• **GOAL OF THE EXERCISE**: Provide the data again in its entirety, exactly as given.

====================

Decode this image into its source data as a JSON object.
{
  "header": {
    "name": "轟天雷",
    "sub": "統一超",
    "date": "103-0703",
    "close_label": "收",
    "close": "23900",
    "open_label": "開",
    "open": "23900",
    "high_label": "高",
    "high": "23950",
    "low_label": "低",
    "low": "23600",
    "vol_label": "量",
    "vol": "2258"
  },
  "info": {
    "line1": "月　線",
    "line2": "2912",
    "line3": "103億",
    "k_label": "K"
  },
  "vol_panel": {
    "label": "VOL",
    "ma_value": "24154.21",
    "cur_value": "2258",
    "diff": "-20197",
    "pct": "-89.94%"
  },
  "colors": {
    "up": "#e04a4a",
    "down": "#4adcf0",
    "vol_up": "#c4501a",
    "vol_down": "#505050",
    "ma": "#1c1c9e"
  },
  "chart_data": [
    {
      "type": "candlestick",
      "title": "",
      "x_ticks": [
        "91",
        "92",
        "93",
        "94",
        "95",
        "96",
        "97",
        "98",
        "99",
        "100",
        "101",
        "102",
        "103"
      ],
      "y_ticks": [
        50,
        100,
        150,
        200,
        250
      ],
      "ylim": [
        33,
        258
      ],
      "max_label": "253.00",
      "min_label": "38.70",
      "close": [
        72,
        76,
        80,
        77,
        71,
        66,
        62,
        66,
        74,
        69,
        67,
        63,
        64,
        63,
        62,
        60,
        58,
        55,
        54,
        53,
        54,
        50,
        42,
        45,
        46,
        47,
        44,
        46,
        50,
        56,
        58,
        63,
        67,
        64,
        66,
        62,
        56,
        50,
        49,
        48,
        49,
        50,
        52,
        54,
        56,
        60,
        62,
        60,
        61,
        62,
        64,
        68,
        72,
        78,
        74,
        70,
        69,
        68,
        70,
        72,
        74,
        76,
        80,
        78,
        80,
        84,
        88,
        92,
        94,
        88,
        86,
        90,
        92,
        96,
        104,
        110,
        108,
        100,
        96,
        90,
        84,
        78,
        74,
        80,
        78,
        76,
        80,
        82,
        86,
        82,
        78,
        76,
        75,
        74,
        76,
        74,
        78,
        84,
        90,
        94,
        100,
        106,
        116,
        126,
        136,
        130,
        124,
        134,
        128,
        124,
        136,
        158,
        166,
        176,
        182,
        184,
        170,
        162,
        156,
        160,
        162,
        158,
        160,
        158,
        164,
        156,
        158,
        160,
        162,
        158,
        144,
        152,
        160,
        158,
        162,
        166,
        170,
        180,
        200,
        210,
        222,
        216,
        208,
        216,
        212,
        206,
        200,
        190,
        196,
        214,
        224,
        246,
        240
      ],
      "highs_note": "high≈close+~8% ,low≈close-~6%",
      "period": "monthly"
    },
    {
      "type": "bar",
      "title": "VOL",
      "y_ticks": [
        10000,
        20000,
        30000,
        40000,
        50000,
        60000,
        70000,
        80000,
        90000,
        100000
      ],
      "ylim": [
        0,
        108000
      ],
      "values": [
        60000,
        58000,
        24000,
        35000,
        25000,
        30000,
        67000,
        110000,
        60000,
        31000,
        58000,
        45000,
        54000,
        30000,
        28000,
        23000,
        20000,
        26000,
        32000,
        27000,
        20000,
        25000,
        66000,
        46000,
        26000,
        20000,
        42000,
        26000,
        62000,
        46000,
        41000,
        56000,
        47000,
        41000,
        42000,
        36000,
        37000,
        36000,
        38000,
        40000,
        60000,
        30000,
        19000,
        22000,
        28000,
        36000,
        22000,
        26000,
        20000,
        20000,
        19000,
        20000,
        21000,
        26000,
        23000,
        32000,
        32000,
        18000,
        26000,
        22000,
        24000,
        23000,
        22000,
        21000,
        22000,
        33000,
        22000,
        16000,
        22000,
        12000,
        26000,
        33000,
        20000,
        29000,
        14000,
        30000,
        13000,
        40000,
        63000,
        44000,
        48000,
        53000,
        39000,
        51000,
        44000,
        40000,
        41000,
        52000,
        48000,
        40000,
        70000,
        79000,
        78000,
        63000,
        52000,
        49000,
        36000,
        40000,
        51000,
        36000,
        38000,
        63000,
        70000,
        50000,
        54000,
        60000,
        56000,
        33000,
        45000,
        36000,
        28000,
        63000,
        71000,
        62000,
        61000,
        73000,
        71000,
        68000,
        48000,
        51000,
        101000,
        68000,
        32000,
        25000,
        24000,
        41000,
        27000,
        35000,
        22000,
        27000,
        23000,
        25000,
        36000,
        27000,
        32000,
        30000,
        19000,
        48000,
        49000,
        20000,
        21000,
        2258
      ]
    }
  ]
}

====================

• **WRITTEN REPLY**:
Decode this image into its source data as a JSON object.
{
  "header": {
    "name": "轟天雷",
    "sub": "統一超",
    "date": "103-0703",
    "close_label": "收",
    "close": "23900",
    "open_label": "開",
    "open": "23900",
    "high_label": "高",
    "high": "23950",
    "low_label": "低",
    "low": "23600",
    "vol_label": "量",
    "vol": "2258"
  },
  "info": {
    "line1": "月　線",
    "line2": "2912",
    "line3": "103億",
    "k_label": "K"
  },
  "vol_panel": {
    "label": "VOL",
    "ma_value": "24154.21",
    "cur_value": "2258",
    "diff": "-20197",
    "pct": "-89.94%"
  },
  "colors": {
    "up": "#e04a4a",
    "down": "#4adcf0",
    "vol_up": "#c4501a",
    "vol_down": "#505050",
    "ma": "#1c1c9e"
  },
  "chart_data": [
    {
      "type": "candlestick",
      "title": "",
      "x_ticks": [
        "91",
        "92",
        "93",
        "94",
        "95",
        "96",
        "97",
        "98",
        "99",
        "100",
        "101",
        "102",
        "103"
      ],
      "y_ticks": [
        50,
        100,
        150,
        200,
        250
      ],
      "ylim": [
        33,
        258
      ],
      "max_label": "253.00",
      "min_label": "38.70",
      "close": [
        72,
        76,
        80,
        77,
        71,
        66,
        62,
        66,
        74,
        69,
        67,
        63,
        64,
        63,
        62,
        60,
        58,
        55,
        54,
        53,
        54,
        50,
        42,
        45,
        46,
        47,
        44,
        46,
        50,
        56,
        58,
        63,
        67,
        64,
        66,
        62,
        56,
        50,
        49,
        48,
        49,
        50,
        52,
        54,
        56,
        60,
        62,
        60,
        61,
        62,
        64,
        68,
        72,
        78,
        74,
        70,
        69,
        68,
        70,
        72,
        74,
        76,
        80,
        78,
        80,
        84,
        88,
        92,
        94,
        88,
        86,
        90,
        92,
        96,
        104,
        110,
        108,
        100,
        96,
        90,
        84,
        78,
        74,
        80,
        78,
        76,
        80,
        82,
        86,
        82,
        78,
        76,
        75,
        74,
        76,
        74,
        78,
        84,
        90,
        94,
        100,
        106,
        116,
        126,
        136,
        130,
        124,
        134,
        128,
        124,
        136,
        158,
        166,
        176,
        182,
        184,
        170,
        162,
        156,
        160,
        162,
        158,
        160,
        158,
        164,
        156,
        158,
        160,
        162,
        158,
        144,
        152,
        160,
        158,
        162,
        166,
        170,
        180,
        200,
        210,
        222,
        216,
        208,
        216,
        212,
        206,
        200,
        190,
        196,
        214,
        224,
        246,
        240
      ],
      "highs_note": "high≈close+~8% ,low≈close-~6%",
      "period": "monthly"
    },
    {
      "type": "bar",
      "title": "VOL",
      "y_ticks": [
        10000,
        20000,
        30000,
        40000,
        50000,
        60000,
        70000,
        80000,
        90000,
        100000
      ],
      "ylim": [
        0,
        108000
      ],
      "values": [
        60000,
        58000,
        24000,
        35000,
        25000,
        30000,
        67000,
        110000,
        60000,
        31000,
        58000,
        45000,
        54000,
        30000,
        28000,
        23000,
        20000,
        26000,
        32000,
        27000,
        20000,
        25000,
        66000,
        46000,
        26000,
        20000,
        42000,
        26000,
        62000,
        46000,
        41000,
        56000,
        47000,
        41000,
        42000,
        36000,
        37000,
        36000,
        38000,
        40000,
        60000,
        30000,
        19000,
        22000,
        28000,
        36000,
        22000,
        26000,
        20000,
        20000,
        19000,
        20000,
        21000,
        26000,
        23000,
        32000,
        32000,
        18000,
        26000,
        22000,
        24000,
        23000,
        22000,
        21000,
        22000,
        33000,
        22000,
        16000,
        22000,
        12000,
        26000,
        33000,
        20000,
        29000,
        14000,
        30000,
        13000,
        40000,
        63000,
        44000,
        48000,
        53000,
        39000,
        51000,
        44000,
        40000,
        41000,
        52000,
        48000,
        40000,
        70000,
        79000,
        78000,
        63000,
        52000,
        49000,
        36000,
        40000,
        51000,
        36000,
        38000,
        63000,
        70000,
        50000,
        54000,
        60000,
        56000,
        33000,
        45000,
        36000,
        28000,
        63000,
        71000,
        62000,
        61000,
        73000,
        71000,
        68000,
        48000,
        51000,
        101000,
        68000,
        32000,
        25000,
        24000,
        41000,
        27000,
        35000,
        22000,
        27000,
        23000,
        25000,
        36000,
        27000,
        32000,
        30000,
        19000,
        48000,
        49000,
        20000,
        21000,
        2258
      ]
    }
  ]
}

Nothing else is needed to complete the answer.